Collected data
★ ★ ★

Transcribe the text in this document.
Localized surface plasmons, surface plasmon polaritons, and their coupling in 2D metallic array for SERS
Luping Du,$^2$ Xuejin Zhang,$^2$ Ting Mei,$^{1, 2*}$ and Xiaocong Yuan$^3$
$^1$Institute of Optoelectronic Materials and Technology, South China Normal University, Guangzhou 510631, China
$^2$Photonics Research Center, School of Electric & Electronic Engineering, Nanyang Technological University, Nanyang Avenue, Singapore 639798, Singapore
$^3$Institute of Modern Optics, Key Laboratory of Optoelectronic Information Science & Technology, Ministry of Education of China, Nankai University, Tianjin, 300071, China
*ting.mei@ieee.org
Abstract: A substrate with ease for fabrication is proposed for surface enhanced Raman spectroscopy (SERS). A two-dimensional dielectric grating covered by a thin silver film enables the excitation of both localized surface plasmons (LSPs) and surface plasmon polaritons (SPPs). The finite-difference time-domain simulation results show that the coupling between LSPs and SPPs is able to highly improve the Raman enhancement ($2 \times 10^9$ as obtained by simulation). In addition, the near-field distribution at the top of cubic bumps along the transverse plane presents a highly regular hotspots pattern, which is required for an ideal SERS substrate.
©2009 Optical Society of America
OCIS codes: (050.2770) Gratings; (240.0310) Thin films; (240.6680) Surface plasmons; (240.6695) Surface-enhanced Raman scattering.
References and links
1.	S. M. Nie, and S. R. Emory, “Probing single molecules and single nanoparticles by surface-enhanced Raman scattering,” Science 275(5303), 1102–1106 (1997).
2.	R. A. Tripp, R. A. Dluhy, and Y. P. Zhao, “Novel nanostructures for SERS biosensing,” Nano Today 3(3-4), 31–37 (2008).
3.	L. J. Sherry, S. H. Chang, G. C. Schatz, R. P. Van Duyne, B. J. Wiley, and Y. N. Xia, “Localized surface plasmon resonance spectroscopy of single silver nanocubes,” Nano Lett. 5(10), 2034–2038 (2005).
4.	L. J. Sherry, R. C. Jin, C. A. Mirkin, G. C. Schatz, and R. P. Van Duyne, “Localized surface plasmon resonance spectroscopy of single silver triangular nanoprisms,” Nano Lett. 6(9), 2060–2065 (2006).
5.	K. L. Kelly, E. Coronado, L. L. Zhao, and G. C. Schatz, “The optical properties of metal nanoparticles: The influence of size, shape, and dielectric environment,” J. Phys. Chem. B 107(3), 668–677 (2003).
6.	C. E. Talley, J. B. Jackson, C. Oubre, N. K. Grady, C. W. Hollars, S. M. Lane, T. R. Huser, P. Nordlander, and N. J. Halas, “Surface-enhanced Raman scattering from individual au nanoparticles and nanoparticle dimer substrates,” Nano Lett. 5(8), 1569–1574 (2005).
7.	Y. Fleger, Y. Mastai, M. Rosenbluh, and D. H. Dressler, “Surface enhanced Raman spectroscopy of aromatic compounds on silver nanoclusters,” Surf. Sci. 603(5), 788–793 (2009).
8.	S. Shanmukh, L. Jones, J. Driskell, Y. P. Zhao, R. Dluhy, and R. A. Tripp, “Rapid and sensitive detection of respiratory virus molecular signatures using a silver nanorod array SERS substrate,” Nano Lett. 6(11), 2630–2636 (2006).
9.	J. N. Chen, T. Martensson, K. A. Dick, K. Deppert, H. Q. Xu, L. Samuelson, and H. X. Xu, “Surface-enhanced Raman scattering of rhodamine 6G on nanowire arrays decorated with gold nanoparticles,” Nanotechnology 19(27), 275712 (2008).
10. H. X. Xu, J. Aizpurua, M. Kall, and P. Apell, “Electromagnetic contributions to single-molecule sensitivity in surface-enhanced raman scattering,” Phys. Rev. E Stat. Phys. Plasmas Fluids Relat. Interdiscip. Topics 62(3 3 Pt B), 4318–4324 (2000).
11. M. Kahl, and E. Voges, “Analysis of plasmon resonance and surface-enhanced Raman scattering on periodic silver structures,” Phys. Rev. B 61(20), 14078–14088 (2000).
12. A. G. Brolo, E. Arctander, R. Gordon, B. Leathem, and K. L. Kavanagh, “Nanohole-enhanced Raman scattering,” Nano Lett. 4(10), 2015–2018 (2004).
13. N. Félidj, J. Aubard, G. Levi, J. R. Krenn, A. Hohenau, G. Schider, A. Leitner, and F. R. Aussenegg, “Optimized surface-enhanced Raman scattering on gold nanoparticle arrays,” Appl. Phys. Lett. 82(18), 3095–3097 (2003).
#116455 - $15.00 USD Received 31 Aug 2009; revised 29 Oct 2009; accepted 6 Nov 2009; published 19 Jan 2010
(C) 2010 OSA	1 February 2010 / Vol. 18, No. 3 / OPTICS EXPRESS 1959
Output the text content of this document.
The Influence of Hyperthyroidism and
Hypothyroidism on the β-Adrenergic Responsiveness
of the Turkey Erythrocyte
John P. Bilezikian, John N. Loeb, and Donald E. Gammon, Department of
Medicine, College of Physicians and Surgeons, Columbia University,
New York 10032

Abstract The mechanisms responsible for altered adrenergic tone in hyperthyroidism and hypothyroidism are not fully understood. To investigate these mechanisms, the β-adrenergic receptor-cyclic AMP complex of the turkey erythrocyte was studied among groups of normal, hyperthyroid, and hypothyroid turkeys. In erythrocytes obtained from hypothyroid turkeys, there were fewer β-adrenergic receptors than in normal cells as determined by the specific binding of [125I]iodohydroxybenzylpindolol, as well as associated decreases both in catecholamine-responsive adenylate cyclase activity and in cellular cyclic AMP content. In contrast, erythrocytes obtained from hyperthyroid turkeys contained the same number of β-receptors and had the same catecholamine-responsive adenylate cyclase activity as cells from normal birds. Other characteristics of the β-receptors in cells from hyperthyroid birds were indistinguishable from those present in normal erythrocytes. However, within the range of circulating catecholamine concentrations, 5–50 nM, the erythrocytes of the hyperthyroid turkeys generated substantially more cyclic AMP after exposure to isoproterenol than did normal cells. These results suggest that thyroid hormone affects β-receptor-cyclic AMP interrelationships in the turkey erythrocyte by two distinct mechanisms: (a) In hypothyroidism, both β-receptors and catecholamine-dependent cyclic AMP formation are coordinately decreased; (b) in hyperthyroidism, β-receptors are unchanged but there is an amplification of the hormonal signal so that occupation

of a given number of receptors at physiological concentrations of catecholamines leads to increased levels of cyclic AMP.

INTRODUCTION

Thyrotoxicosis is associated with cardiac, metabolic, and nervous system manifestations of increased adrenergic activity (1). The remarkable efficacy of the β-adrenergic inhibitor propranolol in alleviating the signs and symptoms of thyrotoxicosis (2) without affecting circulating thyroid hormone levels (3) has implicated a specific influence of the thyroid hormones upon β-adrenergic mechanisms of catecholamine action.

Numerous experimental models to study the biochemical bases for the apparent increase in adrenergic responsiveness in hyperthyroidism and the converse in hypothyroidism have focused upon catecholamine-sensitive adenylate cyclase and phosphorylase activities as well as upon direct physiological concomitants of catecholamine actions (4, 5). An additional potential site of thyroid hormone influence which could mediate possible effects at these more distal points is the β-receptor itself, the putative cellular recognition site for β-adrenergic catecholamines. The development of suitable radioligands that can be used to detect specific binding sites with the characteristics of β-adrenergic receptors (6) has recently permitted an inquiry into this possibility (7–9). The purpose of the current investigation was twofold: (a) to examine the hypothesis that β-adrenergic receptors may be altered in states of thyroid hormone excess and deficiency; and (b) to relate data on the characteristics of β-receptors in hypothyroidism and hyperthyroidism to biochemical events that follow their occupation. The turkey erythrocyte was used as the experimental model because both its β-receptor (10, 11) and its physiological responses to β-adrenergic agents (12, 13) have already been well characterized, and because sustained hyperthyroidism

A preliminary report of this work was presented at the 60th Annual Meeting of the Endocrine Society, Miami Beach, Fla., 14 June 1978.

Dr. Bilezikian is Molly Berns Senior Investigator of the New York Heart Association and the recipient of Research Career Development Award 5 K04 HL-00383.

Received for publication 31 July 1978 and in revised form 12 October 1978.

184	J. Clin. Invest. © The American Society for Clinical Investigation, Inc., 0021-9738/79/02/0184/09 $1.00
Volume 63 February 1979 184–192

★ ★ ★

Task details | Number of lines with the string "silver" in the data above: report this figure and nothing more.

Your solution | 6